(Given exercise)
Retype all of the listing exactly, passing over any picture you find.
== Listing ==
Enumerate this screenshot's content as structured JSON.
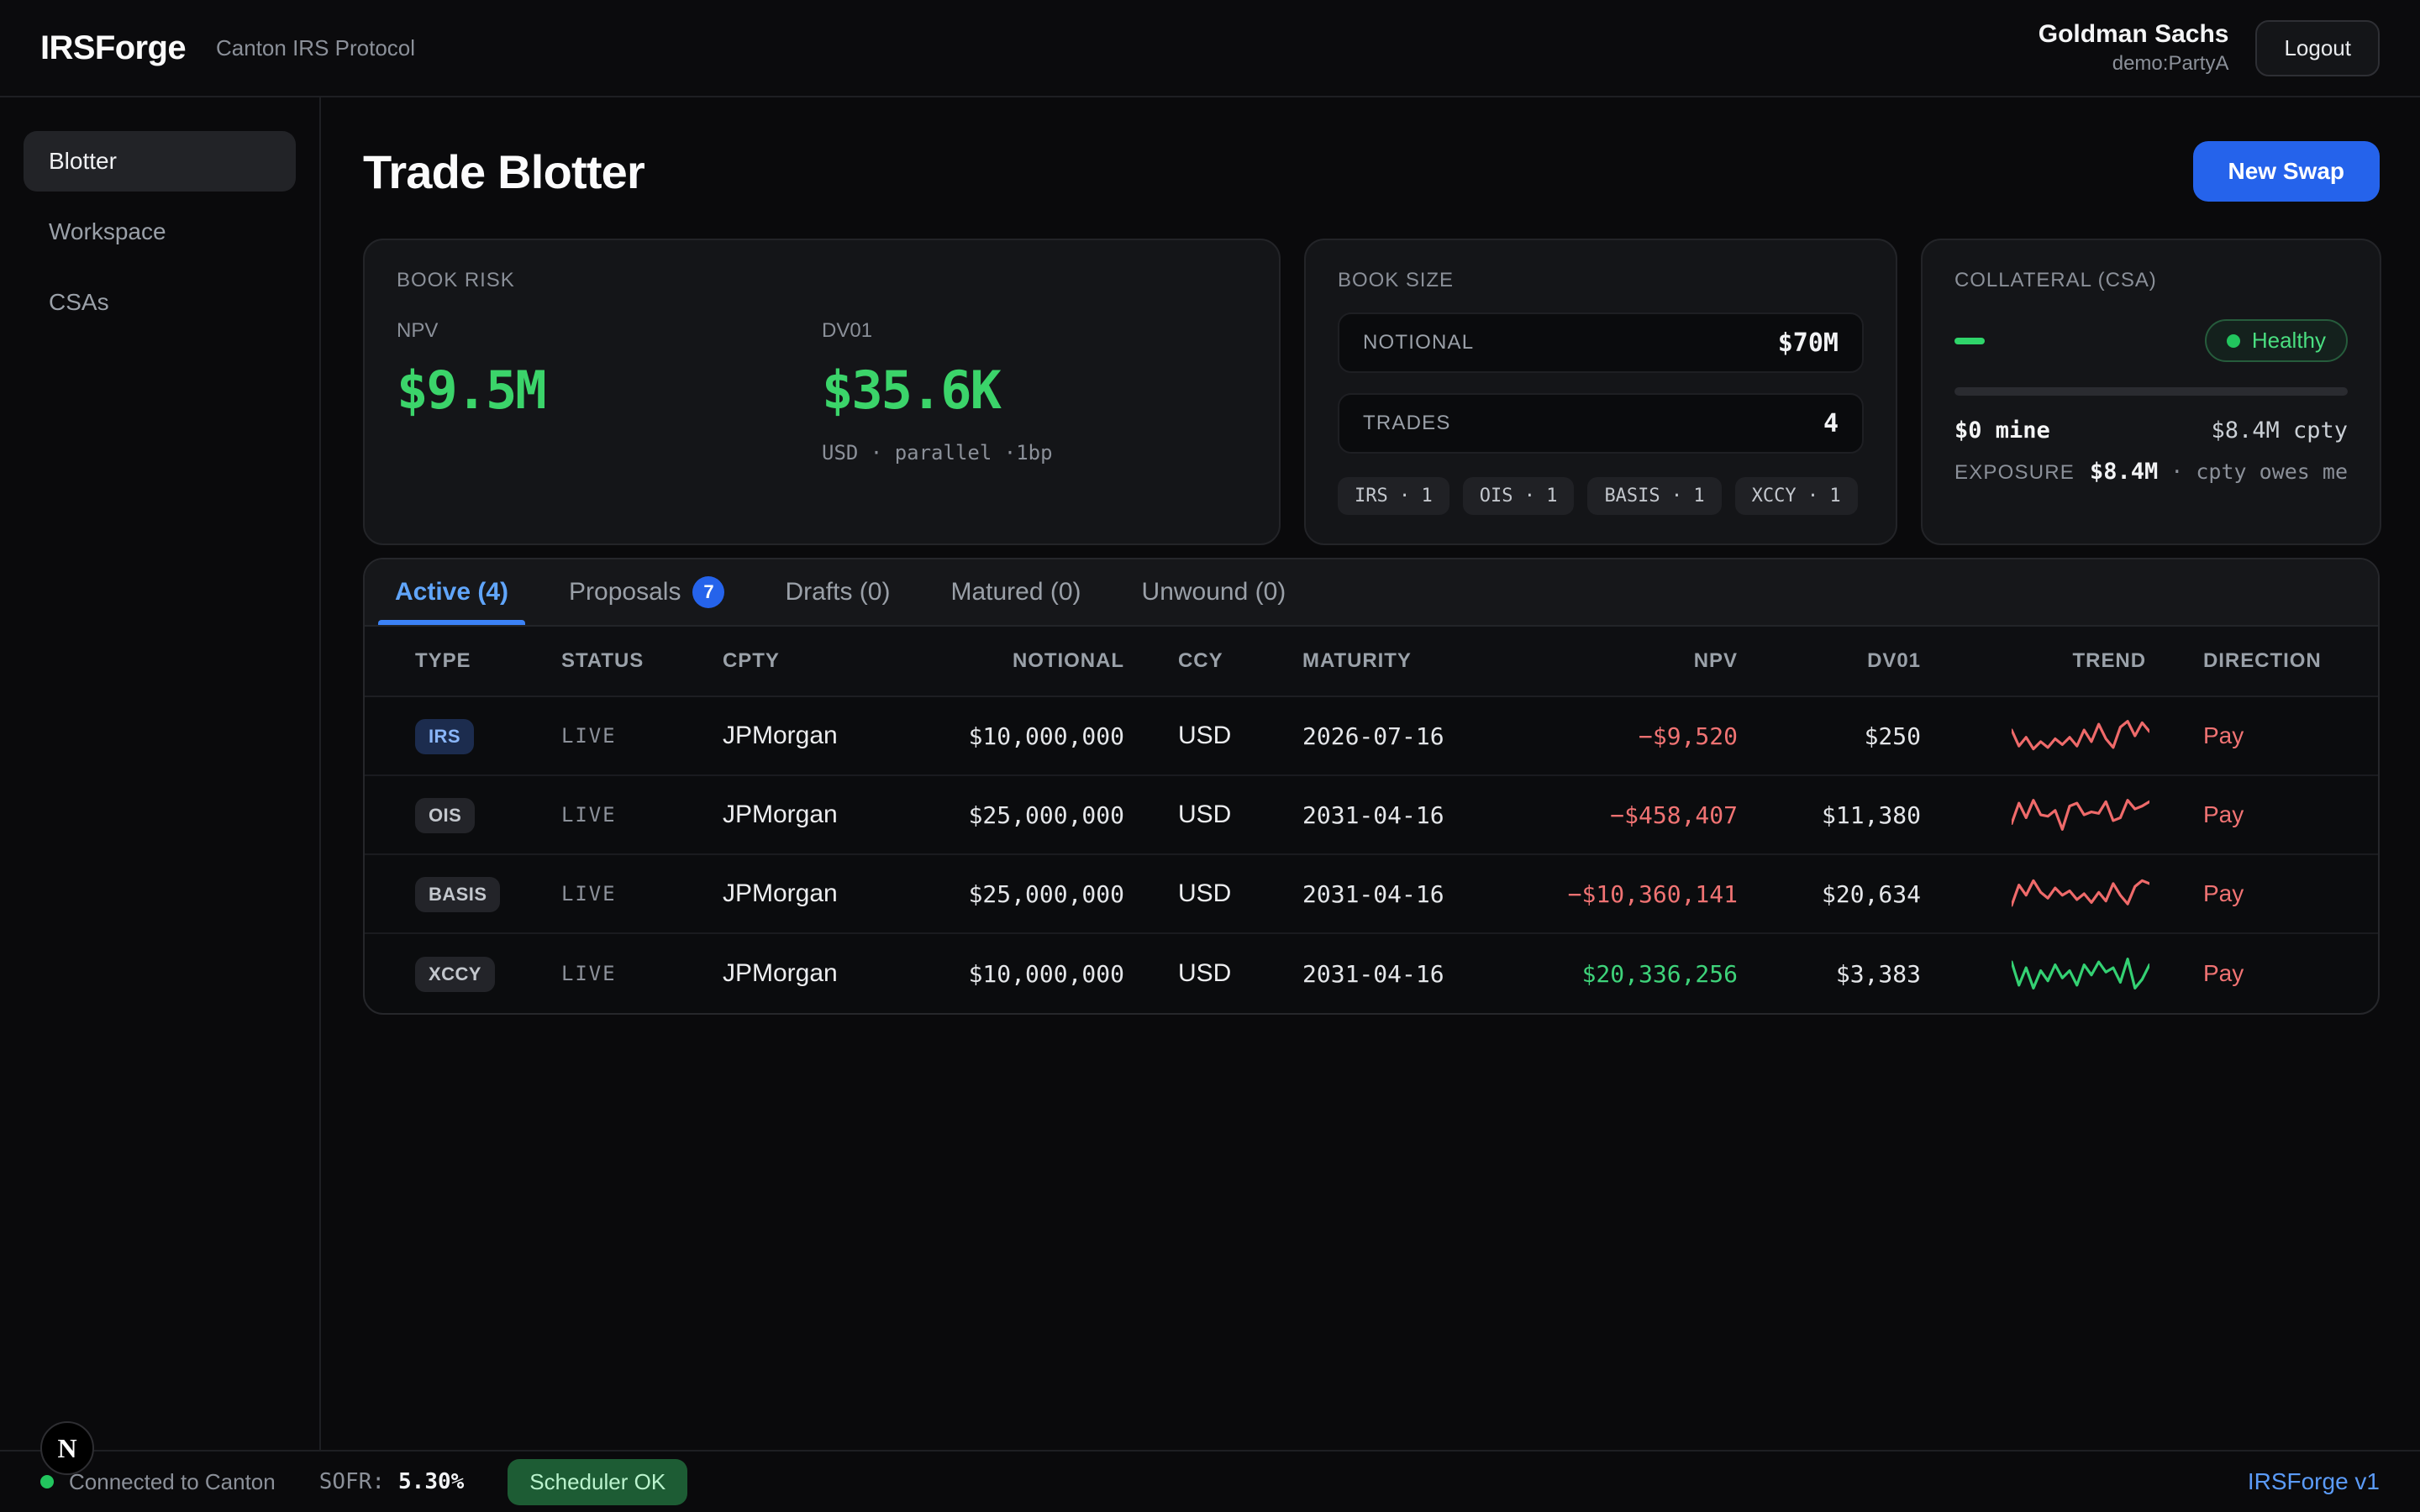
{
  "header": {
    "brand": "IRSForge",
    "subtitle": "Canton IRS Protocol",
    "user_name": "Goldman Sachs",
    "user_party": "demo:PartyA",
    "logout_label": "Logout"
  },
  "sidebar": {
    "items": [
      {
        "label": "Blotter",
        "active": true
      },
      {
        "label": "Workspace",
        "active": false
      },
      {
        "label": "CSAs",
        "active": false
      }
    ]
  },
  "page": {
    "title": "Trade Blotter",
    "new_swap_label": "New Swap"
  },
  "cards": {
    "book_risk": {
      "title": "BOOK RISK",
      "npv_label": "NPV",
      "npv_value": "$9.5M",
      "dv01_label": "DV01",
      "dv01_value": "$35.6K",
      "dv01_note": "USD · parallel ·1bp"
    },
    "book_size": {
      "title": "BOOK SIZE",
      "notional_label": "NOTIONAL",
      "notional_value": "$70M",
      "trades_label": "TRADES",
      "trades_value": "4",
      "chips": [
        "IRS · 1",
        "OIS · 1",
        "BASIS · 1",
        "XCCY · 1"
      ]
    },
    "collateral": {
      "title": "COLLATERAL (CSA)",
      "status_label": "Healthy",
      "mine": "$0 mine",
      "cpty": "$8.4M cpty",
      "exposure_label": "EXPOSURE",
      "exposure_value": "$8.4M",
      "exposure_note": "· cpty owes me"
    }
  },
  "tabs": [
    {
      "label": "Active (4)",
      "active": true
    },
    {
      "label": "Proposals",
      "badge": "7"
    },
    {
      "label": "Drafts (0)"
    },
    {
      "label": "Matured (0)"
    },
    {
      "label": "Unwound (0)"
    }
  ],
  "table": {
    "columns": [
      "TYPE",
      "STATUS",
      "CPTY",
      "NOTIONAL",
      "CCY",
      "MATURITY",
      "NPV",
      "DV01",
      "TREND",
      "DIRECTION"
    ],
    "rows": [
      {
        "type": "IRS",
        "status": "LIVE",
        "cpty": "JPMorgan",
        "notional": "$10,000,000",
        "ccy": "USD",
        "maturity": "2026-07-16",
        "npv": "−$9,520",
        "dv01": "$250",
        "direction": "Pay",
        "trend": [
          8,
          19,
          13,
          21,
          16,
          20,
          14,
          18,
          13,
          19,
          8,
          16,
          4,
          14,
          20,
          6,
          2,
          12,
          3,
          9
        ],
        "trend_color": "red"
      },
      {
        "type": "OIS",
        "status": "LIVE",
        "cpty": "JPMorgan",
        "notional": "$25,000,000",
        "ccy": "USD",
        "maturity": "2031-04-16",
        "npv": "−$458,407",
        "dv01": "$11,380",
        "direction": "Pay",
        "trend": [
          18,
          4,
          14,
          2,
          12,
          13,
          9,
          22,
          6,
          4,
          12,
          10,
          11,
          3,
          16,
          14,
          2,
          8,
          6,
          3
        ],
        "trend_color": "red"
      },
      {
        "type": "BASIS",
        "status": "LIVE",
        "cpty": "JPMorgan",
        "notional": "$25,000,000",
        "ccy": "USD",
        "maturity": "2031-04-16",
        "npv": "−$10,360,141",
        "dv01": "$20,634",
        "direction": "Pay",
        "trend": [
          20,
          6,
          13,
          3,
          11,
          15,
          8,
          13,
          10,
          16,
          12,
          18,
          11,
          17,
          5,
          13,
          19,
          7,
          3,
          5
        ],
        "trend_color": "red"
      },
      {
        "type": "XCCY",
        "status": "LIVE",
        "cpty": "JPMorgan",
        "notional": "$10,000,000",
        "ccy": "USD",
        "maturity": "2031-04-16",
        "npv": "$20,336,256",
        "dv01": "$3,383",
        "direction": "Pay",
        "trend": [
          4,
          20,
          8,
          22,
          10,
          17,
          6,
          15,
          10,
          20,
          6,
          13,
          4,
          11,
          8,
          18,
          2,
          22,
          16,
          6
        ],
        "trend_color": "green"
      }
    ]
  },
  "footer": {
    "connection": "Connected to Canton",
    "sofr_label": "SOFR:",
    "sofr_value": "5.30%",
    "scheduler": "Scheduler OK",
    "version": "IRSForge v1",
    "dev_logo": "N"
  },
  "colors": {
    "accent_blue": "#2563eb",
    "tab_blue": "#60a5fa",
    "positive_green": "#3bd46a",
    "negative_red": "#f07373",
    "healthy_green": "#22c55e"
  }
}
===
(Answer for this exercise)
Enumerate this screenshot's content as structured JSON.
{
  "header": {
    "brand": "IRSForge",
    "subtitle": "Canton IRS Protocol",
    "user_name": "Goldman Sachs",
    "user_party": "demo:PartyA",
    "logout_label": "Logout"
  },
  "sidebar": {
    "items": [
      {
        "label": "Blotter",
        "active": true
      },
      {
        "label": "Workspace",
        "active": false
      },
      {
        "label": "CSAs",
        "active": false
      }
    ]
  },
  "page": {
    "title": "Trade Blotter",
    "new_swap_label": "New Swap"
  },
  "cards": {
    "book_risk": {
      "title": "BOOK RISK",
      "npv_label": "NPV",
      "npv_value": "$9.5M",
      "dv01_label": "DV01",
      "dv01_value": "$35.6K",
      "dv01_note": "USD · parallel ·1bp"
    },
    "book_size": {
      "title": "BOOK SIZE",
      "notional_label": "NOTIONAL",
      "notional_value": "$70M",
      "trades_label": "TRADES",
      "trades_value": "4",
      "chips": [
        "IRS · 1",
        "OIS · 1",
        "BASIS · 1",
        "XCCY · 1"
      ]
    },
    "collateral": {
      "title": "COLLATERAL (CSA)",
      "status_label": "Healthy",
      "mine": "$0 mine",
      "cpty": "$8.4M cpty",
      "exposure_label": "EXPOSURE",
      "exposure_value": "$8.4M",
      "exposure_note": "· cpty owes me"
    }
  },
  "tabs": [
    {
      "label": "Active (4)",
      "active": true
    },
    {
      "label": "Proposals",
      "badge": "7"
    },
    {
      "label": "Drafts (0)"
    },
    {
      "label": "Matured (0)"
    },
    {
      "label": "Unwound (0)"
    }
  ],
  "table": {
    "columns": [
      "TYPE",
      "STATUS",
      "CPTY",
      "NOTIONAL",
      "CCY",
      "MATURITY",
      "NPV",
      "DV01",
      "TREND",
      "DIRECTION"
    ],
    "rows": [
      {
        "type": "IRS",
        "status": "LIVE",
        "cpty": "JPMorgan",
        "notional": "$10,000,000",
        "ccy": "USD",
        "maturity": "2026-07-16",
        "npv": "−$9,520",
        "dv01": "$250",
        "direction": "Pay",
        "trend": [
          8,
          19,
          13,
          21,
          16,
          20,
          14,
          18,
          13,
          19,
          8,
          16,
          4,
          14,
          20,
          6,
          2,
          12,
          3,
          9
        ],
        "trend_color": "red"
      },
      {
        "type": "OIS",
        "status": "LIVE",
        "cpty": "JPMorgan",
        "notional": "$25,000,000",
        "ccy": "USD",
        "maturity": "2031-04-16",
        "npv": "−$458,407",
        "dv01": "$11,380",
        "direction": "Pay",
        "trend": [
          18,
          4,
          14,
          2,
          12,
          13,
          9,
          22,
          6,
          4,
          12,
          10,
          11,
          3,
          16,
          14,
          2,
          8,
          6,
          3
        ],
        "trend_color": "red"
      },
      {
        "type": "BASIS",
        "status": "LIVE",
        "cpty": "JPMorgan",
        "notional": "$25,000,000",
        "ccy": "USD",
        "maturity": "2031-04-16",
        "npv": "−$10,360,141",
        "dv01": "$20,634",
        "direction": "Pay",
        "trend": [
          20,
          6,
          13,
          3,
          11,
          15,
          8,
          13,
          10,
          16,
          12,
          18,
          11,
          17,
          5,
          13,
          19,
          7,
          3,
          5
        ],
        "trend_color": "red"
      },
      {
        "type": "XCCY",
        "status": "LIVE",
        "cpty": "JPMorgan",
        "notional": "$10,000,000",
        "ccy": "USD",
        "maturity": "2031-04-16",
        "npv": "$20,336,256",
        "dv01": "$3,383",
        "direction": "Pay",
        "trend": [
          4,
          20,
          8,
          22,
          10,
          17,
          6,
          15,
          10,
          20,
          6,
          13,
          4,
          11,
          8,
          18,
          2,
          22,
          16,
          6
        ],
        "trend_color": "green"
      }
    ]
  },
  "footer": {
    "connection": "Connected to Canton",
    "sofr_label": "SOFR:",
    "sofr_value": "5.30%",
    "scheduler": "Scheduler OK",
    "version": "IRSForge v1",
    "dev_logo": "N"
  },
  "colors": {
    "accent_blue": "#2563eb",
    "tab_blue": "#60a5fa",
    "positive_green": "#3bd46a",
    "negative_red": "#f07373",
    "healthy_green": "#22c55e"
  }
}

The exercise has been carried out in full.